> TASK:
Answer each question using the forum thread on AI alignment below.
(a) In the thread's opening sentence, AI alignment research promotes alignment between AI systems and what human things?
(b) According to the comment calling the matter a semantic disagreement, what problem does the OP seem to be talking about?
(c) What does the last comment say we observe in the world?

AI alignment research is focused on promoting alignment between the AI systems that we design and train, and our human goals, values, preferences, and norms.
I still think we should invest a huge amount of talent, time, thought, energy, and money into research on AI alignment with people’s secular values.
I think almost all alignment research is concerned with issues like what’s going on inside the AI or how can we get the AI to tell us what it thinks or how can we get the AI to do what we tell it to do rather than something that depends much on what it is that humans actually value. Alignment-research-taking-religion-into-account would look identical to current alignment research.
I don’t think it’s right that the broad project of alignment would look the same with and without considering religion. I’m curious what your reasoning is here and if I’m mistaken.
One way of reading this comment is that it’s a semantic disagreement about what alignment means. The OP seems to be talking about the problem of getting an AI to do the right thing, writ large, which may encompass a broader set of topics than alignment research as you define it.
Two other ways of reading it are that (a) solving the problem the OP is addressing (getting an AI to do the right thing, writ large) does not depend on values, or (b) solving the alignment problem will necessarily solve the value problem. I don’t entirely see how you can justify (a) without a claim like (b), though I’m curious if there’s a way.
You might justify (b) via the argument that solving alignment involves coming up a way to extrapolate values. Perhaps it is irrelevant which particular person you start with, because the extrapolation process will end up at the same point. To me this seems quite dubious. We have no such method and observe deep disagreement in the world. Which methods we use to resolve disagreement and determine whose values we include seem to involve a question of values. And from my lay sense, the methods of alignment that are currently most-discussed involve aligning it with specific preferences.

> DATA EXTRACT:

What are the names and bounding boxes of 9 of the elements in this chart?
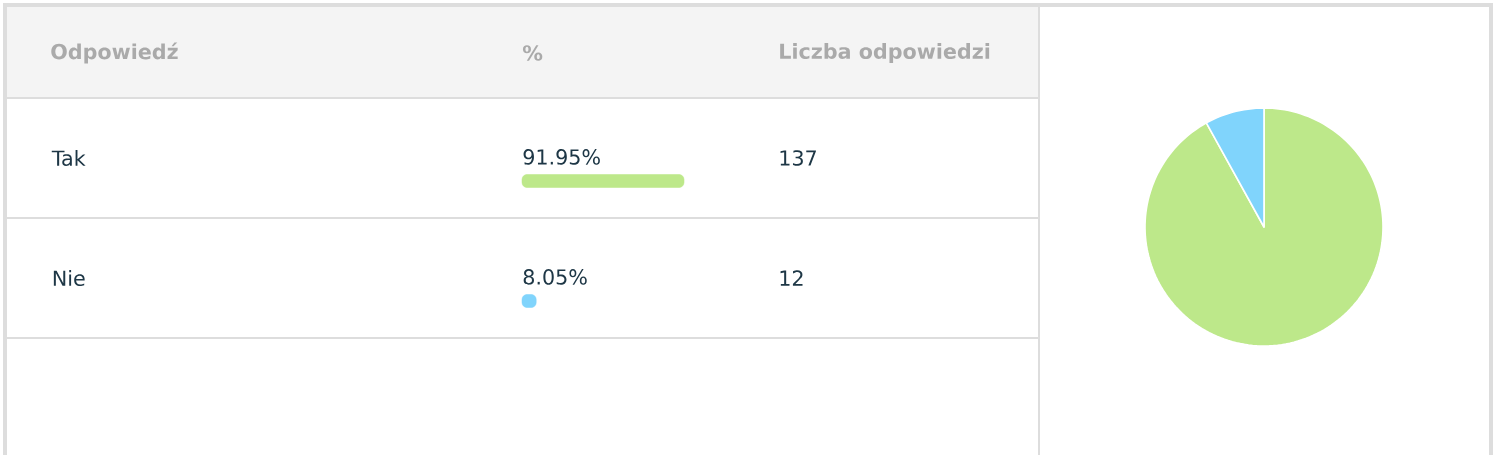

> RESULT OF THE EXERCISE:
(a) Human goals, values, preferences, and norms.
(b) The problem of getting an AI to do the right thing, writ large.
(c) Deep disagreement.